--- Begin DATA LINES ---

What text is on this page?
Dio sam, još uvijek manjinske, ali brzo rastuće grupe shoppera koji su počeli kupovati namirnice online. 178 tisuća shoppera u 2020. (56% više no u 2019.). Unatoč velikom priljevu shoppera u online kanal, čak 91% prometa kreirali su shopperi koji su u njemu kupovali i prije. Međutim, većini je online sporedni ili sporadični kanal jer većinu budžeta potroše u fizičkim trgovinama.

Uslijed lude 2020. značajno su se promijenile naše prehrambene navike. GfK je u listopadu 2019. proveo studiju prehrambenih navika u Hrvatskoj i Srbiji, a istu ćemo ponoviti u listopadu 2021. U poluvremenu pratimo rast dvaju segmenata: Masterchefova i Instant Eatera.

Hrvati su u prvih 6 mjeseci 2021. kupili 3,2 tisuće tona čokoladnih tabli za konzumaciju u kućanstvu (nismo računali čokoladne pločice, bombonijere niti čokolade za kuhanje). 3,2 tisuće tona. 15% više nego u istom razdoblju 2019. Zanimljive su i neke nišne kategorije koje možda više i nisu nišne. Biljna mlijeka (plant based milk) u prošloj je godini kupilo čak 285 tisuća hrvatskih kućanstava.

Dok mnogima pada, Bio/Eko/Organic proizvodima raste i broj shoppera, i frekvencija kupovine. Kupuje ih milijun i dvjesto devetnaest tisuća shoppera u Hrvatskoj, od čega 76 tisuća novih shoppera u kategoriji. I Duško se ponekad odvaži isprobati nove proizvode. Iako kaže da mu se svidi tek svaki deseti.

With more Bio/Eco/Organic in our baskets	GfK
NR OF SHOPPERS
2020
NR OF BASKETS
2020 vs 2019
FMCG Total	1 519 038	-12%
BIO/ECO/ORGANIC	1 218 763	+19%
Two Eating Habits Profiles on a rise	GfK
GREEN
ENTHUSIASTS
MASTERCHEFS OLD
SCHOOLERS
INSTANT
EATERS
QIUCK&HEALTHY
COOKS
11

--- End DATA LINES ---
--- Begin DATA LINES ---

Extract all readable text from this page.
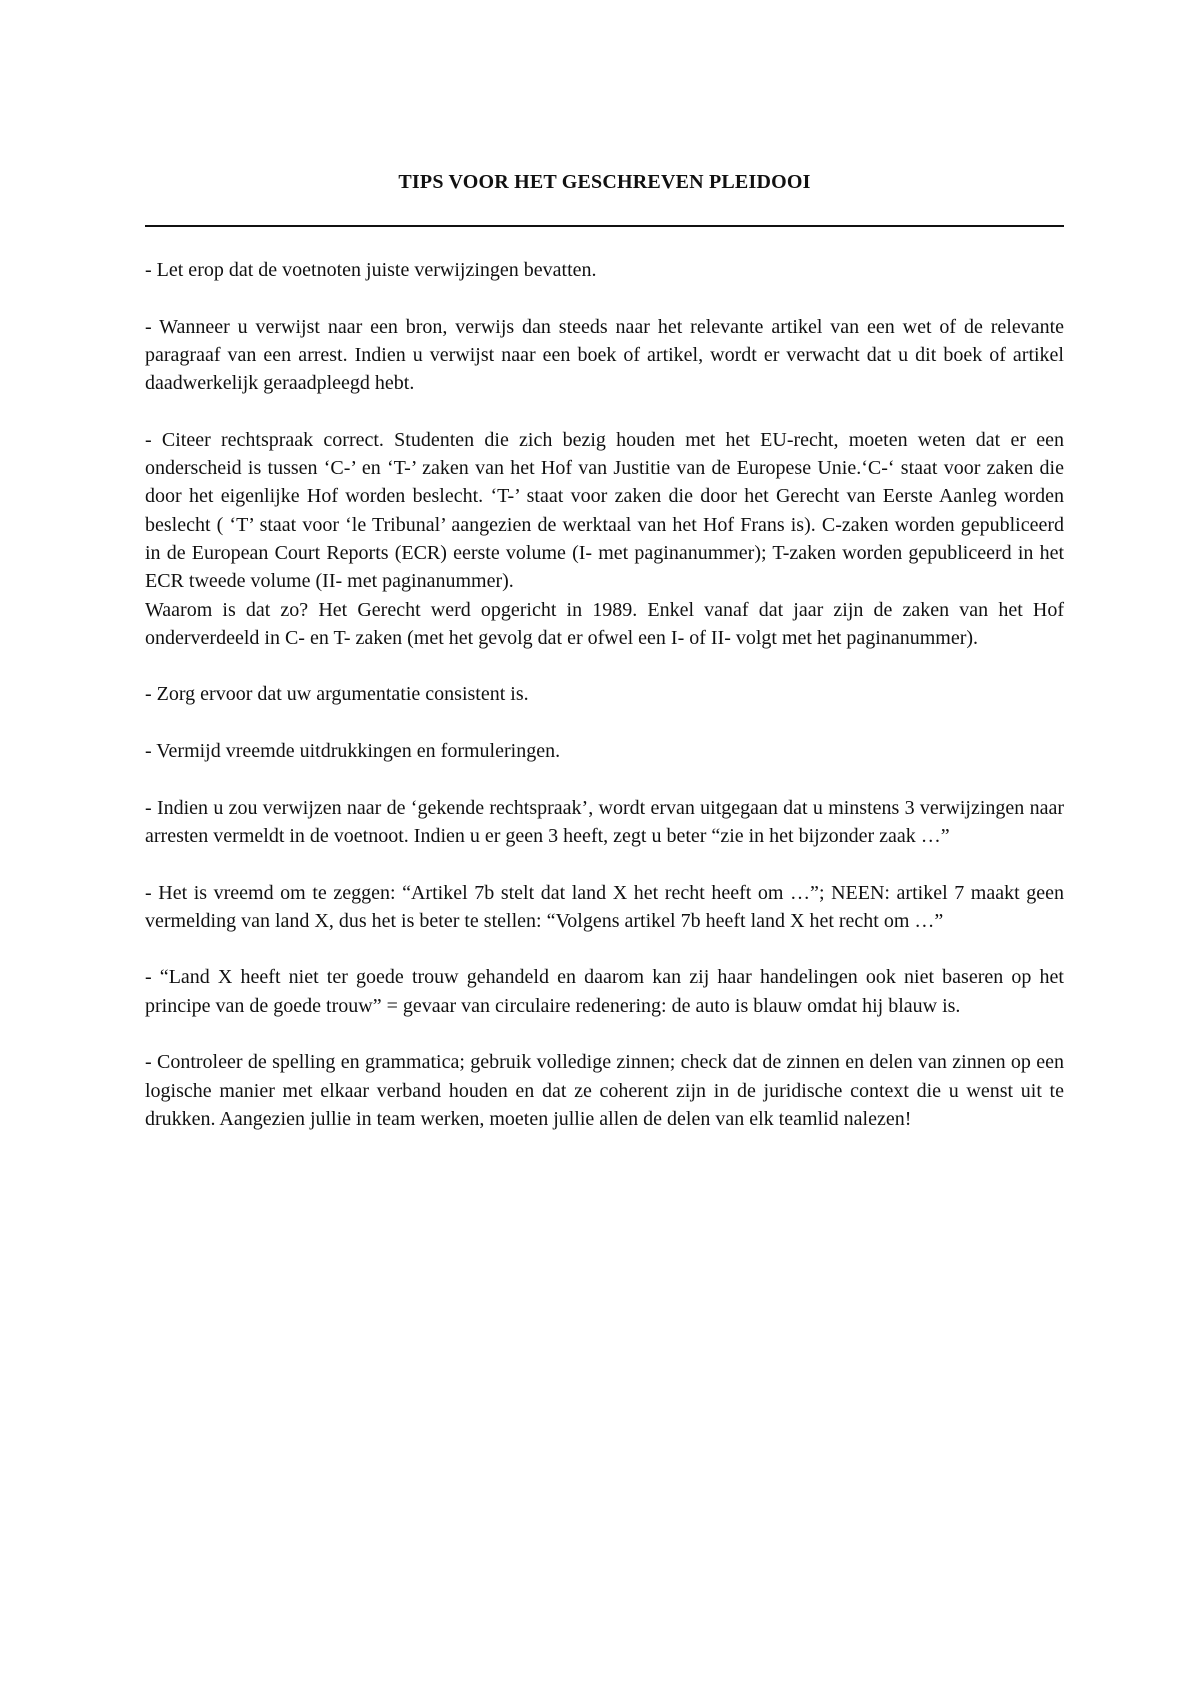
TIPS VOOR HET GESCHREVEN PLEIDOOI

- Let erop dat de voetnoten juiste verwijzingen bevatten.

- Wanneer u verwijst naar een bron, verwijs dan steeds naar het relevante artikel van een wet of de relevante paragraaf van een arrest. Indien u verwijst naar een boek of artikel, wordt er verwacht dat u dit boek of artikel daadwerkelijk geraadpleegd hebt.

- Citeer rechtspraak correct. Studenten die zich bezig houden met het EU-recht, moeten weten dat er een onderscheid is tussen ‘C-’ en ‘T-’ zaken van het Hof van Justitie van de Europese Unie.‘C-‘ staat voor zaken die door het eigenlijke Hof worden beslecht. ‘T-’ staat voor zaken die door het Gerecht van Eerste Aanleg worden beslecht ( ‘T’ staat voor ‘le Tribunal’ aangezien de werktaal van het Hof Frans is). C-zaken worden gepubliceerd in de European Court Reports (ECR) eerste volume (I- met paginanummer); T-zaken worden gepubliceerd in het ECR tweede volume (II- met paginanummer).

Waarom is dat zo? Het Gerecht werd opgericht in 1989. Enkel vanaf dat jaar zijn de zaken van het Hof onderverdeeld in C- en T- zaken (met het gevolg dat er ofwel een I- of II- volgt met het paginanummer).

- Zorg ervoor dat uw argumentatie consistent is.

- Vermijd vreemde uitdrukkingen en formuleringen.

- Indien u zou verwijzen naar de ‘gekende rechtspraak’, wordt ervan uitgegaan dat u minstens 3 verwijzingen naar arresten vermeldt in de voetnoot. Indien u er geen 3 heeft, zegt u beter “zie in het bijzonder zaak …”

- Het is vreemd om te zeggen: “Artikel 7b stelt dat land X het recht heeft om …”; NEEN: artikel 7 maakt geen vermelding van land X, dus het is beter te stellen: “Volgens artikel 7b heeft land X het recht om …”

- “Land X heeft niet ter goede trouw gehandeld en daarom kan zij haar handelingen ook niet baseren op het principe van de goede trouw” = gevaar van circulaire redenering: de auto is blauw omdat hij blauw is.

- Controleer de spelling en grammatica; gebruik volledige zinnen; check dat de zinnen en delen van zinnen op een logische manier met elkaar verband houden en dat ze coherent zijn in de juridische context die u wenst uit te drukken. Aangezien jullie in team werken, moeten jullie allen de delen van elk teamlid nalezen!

--- End DATA LINES ---
--- Begin DATA LINES ---

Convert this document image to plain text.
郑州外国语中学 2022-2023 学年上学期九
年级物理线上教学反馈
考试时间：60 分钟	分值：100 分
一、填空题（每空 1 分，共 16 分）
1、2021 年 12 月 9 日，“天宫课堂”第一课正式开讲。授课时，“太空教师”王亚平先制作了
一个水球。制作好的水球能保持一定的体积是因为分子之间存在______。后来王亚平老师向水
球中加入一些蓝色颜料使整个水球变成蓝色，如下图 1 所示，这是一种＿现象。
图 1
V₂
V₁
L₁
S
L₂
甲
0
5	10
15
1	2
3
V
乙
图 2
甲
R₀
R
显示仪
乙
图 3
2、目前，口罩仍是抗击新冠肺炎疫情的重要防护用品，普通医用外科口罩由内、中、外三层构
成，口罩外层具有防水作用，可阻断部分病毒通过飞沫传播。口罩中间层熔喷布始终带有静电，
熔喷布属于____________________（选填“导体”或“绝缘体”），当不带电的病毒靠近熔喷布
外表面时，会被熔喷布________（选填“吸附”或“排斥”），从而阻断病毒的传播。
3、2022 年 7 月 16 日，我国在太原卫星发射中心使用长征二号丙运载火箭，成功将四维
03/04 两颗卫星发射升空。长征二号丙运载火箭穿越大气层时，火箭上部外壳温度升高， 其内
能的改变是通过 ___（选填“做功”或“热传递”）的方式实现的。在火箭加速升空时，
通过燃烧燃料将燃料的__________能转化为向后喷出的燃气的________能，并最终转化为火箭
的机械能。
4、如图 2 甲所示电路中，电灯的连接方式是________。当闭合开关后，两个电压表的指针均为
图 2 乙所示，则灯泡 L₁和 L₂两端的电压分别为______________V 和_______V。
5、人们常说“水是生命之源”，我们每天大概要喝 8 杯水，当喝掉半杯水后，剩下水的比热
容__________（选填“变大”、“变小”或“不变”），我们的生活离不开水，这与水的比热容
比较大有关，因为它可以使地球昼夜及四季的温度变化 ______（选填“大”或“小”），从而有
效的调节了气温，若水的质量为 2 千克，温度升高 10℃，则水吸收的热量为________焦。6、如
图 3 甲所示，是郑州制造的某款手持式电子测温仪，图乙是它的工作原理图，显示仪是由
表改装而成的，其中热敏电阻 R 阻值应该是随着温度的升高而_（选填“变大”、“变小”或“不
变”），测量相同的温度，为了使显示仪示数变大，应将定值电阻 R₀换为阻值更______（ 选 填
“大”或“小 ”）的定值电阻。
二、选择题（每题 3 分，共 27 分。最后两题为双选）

--- End DATA LINES ---

Tally how many lines of the records hold the word "verwijzingen". Answer with the number only.

2